# [Records]
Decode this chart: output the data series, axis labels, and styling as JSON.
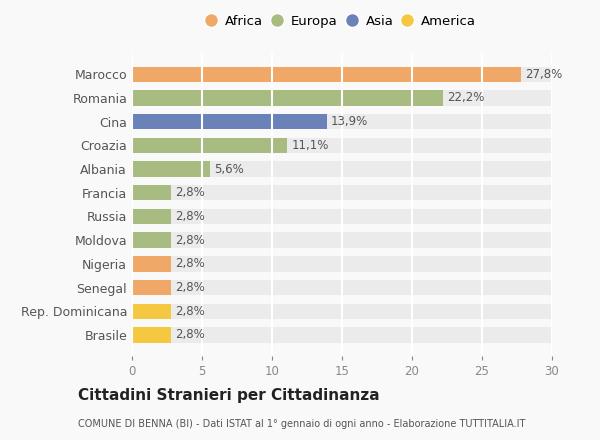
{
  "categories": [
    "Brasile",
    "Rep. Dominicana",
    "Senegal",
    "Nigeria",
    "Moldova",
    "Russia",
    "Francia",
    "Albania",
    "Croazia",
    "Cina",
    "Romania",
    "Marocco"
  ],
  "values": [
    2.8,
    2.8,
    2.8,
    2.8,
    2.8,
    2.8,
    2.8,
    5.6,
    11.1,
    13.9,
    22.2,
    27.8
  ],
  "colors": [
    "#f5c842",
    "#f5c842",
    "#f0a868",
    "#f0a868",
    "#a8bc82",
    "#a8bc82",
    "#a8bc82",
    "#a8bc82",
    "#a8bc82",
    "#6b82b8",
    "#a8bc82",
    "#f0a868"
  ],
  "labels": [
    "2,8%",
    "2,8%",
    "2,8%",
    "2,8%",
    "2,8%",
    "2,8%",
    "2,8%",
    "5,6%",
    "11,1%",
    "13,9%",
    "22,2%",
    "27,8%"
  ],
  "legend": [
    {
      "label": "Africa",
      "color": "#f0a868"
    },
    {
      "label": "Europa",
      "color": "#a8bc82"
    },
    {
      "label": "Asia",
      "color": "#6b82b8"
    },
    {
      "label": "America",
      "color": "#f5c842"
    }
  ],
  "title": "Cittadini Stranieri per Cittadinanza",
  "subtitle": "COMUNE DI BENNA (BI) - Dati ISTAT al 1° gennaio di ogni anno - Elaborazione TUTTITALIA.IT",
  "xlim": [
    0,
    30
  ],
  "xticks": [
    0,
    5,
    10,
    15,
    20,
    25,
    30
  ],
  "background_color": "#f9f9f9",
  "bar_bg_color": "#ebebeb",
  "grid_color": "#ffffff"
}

# [Your instructions]
Skip the pictures and print each record exactly as it stands.

# [Full answer]
Decode this chart: output the data series, axis labels, and styling as JSON.
{
  "categories": [
    "Brasile",
    "Rep. Dominicana",
    "Senegal",
    "Nigeria",
    "Moldova",
    "Russia",
    "Francia",
    "Albania",
    "Croazia",
    "Cina",
    "Romania",
    "Marocco"
  ],
  "values": [
    2.8,
    2.8,
    2.8,
    2.8,
    2.8,
    2.8,
    2.8,
    5.6,
    11.1,
    13.9,
    22.2,
    27.8
  ],
  "colors": [
    "#f5c842",
    "#f5c842",
    "#f0a868",
    "#f0a868",
    "#a8bc82",
    "#a8bc82",
    "#a8bc82",
    "#a8bc82",
    "#a8bc82",
    "#6b82b8",
    "#a8bc82",
    "#f0a868"
  ],
  "labels": [
    "2,8%",
    "2,8%",
    "2,8%",
    "2,8%",
    "2,8%",
    "2,8%",
    "2,8%",
    "5,6%",
    "11,1%",
    "13,9%",
    "22,2%",
    "27,8%"
  ],
  "legend": [
    {
      "label": "Africa",
      "color": "#f0a868"
    },
    {
      "label": "Europa",
      "color": "#a8bc82"
    },
    {
      "label": "Asia",
      "color": "#6b82b8"
    },
    {
      "label": "America",
      "color": "#f5c842"
    }
  ],
  "title": "Cittadini Stranieri per Cittadinanza",
  "subtitle": "COMUNE DI BENNA (BI) - Dati ISTAT al 1° gennaio di ogni anno - Elaborazione TUTTITALIA.IT",
  "xlim": [
    0,
    30
  ],
  "xticks": [
    0,
    5,
    10,
    15,
    20,
    25,
    30
  ],
  "background_color": "#f9f9f9",
  "bar_bg_color": "#ebebeb",
  "grid_color": "#ffffff"
}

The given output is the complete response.